▶ TASK DESCRIPTION:
Show only lines that include "xlabel".

(Collected data)

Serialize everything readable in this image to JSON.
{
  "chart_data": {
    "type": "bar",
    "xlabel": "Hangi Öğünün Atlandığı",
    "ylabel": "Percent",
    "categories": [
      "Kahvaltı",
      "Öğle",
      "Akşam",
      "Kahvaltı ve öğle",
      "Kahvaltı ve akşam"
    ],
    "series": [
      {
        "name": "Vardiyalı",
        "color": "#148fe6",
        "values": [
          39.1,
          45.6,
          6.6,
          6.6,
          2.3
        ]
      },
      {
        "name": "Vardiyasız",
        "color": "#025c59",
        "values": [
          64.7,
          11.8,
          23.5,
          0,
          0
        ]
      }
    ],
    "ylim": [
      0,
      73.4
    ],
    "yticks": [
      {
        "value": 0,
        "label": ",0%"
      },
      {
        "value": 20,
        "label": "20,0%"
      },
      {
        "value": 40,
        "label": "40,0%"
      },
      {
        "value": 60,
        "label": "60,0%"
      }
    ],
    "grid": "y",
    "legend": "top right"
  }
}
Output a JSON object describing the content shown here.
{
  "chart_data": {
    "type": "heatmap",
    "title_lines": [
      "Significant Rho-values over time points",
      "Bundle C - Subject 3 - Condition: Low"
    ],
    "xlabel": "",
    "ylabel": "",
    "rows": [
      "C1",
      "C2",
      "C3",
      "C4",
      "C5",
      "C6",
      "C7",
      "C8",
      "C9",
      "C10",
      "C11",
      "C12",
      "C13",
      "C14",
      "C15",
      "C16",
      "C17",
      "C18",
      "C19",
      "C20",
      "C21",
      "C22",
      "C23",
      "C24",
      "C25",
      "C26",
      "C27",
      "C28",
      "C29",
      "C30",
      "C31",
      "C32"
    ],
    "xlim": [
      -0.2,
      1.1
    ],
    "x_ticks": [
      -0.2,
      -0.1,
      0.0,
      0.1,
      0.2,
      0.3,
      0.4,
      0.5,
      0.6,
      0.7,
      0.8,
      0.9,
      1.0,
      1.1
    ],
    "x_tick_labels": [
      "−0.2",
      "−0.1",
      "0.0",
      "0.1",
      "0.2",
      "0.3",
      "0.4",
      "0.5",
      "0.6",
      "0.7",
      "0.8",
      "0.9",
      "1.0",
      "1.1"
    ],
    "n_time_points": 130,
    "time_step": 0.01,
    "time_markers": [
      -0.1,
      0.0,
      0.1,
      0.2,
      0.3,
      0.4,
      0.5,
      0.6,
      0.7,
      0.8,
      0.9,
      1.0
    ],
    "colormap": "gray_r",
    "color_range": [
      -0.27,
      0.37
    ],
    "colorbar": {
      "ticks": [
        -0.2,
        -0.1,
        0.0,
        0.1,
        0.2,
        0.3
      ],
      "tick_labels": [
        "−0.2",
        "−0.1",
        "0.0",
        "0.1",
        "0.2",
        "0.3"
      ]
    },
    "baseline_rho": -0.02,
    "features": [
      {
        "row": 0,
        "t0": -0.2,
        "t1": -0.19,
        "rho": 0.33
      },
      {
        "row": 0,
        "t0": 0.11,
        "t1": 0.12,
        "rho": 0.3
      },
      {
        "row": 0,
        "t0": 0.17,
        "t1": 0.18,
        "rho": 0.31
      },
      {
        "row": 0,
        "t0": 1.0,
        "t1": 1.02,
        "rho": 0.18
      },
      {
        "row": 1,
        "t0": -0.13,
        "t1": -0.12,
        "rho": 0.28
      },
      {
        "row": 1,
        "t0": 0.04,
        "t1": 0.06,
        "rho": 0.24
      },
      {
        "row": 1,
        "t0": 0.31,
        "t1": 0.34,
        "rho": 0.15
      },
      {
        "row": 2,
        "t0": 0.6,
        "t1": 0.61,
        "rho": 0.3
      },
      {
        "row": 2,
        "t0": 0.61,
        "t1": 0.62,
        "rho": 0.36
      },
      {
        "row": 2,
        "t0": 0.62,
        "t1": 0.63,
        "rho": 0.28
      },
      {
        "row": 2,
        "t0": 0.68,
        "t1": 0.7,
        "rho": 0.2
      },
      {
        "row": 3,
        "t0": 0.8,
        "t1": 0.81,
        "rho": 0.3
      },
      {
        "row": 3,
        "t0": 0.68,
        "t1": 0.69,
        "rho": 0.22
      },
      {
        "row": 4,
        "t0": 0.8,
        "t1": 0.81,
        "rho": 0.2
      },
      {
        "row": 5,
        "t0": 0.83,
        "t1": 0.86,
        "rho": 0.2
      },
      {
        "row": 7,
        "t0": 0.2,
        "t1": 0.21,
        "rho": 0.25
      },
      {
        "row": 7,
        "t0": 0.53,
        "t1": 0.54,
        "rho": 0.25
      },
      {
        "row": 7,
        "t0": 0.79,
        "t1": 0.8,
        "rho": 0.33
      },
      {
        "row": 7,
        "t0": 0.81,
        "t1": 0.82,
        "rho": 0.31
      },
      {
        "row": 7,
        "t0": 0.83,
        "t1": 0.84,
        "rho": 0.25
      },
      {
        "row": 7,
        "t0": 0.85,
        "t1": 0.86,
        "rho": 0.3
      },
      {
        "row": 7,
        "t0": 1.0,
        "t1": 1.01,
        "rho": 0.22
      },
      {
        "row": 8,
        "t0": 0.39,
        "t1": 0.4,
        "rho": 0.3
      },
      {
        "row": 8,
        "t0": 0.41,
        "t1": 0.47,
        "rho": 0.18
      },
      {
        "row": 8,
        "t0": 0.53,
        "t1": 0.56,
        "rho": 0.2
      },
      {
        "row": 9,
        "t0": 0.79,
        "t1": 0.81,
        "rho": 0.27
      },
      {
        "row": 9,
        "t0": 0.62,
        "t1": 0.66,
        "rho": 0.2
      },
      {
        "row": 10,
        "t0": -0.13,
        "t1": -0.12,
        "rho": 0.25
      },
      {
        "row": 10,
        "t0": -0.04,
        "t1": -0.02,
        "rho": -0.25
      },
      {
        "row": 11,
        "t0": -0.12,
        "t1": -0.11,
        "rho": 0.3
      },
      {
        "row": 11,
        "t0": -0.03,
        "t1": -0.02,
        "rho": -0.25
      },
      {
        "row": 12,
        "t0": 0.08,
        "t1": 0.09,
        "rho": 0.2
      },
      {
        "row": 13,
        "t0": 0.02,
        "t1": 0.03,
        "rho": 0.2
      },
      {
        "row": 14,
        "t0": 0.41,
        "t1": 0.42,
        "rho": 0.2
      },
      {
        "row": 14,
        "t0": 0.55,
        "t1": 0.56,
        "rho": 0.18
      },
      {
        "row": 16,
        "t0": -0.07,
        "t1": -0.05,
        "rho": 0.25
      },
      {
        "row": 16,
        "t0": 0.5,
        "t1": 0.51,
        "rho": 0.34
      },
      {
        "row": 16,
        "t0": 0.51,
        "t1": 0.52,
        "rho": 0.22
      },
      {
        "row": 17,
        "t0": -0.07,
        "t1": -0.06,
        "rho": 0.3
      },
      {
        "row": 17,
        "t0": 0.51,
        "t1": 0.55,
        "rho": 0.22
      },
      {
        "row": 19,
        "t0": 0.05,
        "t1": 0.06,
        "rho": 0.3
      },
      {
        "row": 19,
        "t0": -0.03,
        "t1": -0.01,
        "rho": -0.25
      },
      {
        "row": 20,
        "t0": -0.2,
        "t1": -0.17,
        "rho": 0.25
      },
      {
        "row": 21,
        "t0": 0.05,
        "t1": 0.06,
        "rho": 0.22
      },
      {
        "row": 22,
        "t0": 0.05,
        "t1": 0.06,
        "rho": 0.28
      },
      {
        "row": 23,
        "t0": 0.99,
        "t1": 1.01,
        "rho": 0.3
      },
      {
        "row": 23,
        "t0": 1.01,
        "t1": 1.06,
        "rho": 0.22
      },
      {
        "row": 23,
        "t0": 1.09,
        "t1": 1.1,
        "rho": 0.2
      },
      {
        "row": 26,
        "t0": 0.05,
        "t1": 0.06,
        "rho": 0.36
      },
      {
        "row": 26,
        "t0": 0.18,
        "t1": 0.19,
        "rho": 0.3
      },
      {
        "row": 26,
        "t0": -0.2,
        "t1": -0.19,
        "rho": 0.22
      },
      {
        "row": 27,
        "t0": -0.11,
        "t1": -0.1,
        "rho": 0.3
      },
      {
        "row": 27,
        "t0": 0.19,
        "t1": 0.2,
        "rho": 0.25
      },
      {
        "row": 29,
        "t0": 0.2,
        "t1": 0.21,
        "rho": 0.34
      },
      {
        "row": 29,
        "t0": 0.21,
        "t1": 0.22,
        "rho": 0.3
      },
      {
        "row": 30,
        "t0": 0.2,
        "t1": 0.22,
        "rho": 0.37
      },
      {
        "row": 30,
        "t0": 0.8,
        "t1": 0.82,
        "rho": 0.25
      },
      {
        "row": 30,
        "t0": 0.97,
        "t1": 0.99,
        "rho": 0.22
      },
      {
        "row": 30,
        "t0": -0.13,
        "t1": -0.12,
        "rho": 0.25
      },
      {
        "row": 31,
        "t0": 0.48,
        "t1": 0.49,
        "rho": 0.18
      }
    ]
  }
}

▶ COMPLETED TASK:
    "xlabel": "Hangi Öğünün Atlandığı",
    "xlabel": "",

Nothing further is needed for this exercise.